• WHAT YOU WILL DO
List the lines of this listing that hold the word "février".
◇ ◇ ◇ ◇ ◇
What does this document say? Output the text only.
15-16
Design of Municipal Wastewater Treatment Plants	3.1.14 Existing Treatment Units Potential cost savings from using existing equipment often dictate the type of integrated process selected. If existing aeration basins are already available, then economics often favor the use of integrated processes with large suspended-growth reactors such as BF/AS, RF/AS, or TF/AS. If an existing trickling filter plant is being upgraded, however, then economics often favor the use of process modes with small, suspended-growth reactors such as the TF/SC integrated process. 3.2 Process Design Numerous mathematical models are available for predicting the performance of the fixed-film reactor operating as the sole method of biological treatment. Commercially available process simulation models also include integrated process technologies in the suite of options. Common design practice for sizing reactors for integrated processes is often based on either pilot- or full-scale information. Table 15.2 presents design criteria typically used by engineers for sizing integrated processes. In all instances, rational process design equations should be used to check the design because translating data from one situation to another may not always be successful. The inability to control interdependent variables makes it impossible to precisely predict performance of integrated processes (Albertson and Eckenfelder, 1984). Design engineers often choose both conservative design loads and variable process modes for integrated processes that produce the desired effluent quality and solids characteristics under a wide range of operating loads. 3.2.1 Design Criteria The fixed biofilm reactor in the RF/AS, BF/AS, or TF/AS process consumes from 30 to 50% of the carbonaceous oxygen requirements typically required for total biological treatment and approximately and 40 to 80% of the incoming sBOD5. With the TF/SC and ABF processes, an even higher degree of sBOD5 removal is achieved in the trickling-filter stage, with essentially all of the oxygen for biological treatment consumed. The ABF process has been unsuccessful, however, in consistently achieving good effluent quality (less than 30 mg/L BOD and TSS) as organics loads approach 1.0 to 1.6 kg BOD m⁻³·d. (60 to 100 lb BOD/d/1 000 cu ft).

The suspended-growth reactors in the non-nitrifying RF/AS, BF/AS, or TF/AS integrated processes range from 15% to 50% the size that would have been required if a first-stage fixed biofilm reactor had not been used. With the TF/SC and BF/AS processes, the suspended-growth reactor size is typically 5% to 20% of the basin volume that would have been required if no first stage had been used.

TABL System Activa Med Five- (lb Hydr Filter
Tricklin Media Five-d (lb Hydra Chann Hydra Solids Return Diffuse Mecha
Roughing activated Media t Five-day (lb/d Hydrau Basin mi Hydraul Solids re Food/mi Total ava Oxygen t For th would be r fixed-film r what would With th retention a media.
◇ ◇ ◇ ◇ ◇
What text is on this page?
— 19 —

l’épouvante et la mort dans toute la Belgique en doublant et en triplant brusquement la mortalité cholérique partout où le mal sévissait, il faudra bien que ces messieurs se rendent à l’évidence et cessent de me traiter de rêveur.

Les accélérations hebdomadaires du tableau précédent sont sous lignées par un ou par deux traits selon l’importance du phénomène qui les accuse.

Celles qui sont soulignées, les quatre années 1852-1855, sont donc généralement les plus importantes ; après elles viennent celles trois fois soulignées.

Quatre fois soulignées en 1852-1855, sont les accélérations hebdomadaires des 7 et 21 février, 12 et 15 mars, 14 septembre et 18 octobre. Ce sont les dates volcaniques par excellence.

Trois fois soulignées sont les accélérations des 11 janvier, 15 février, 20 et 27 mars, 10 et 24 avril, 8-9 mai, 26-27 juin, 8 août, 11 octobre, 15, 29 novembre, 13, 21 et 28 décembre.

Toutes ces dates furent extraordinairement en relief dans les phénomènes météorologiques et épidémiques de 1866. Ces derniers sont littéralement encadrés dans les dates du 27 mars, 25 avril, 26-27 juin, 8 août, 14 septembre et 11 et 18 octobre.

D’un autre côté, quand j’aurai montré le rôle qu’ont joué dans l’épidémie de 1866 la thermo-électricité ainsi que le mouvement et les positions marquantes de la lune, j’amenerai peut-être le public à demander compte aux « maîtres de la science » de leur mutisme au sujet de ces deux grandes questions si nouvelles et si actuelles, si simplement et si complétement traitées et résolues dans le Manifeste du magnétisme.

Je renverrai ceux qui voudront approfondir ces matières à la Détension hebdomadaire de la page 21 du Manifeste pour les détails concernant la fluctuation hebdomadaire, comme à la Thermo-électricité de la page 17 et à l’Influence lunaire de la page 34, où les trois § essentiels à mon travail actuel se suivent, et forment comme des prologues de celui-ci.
◇ ◇ ◇ ◇ ◇
• OUTPUT OF THE EXERCISE
Quatre fois soulignées en 1852-1855, sont les accélérations hebdomadaires des 7 et 21 février, 12 et 15 mars, 14 septembre et 18 octobre. Ce sont les dates volcaniques par excellence.
Trois fois soulignées sont les accélérations des 11 janvier, 15 février, 20 et 27 mars, 10 et 24 avril, 8-9 mai, 26-27 juin, 8 août, 11 octobre, 15, 29 novembre, 13, 21 et 28 décembre.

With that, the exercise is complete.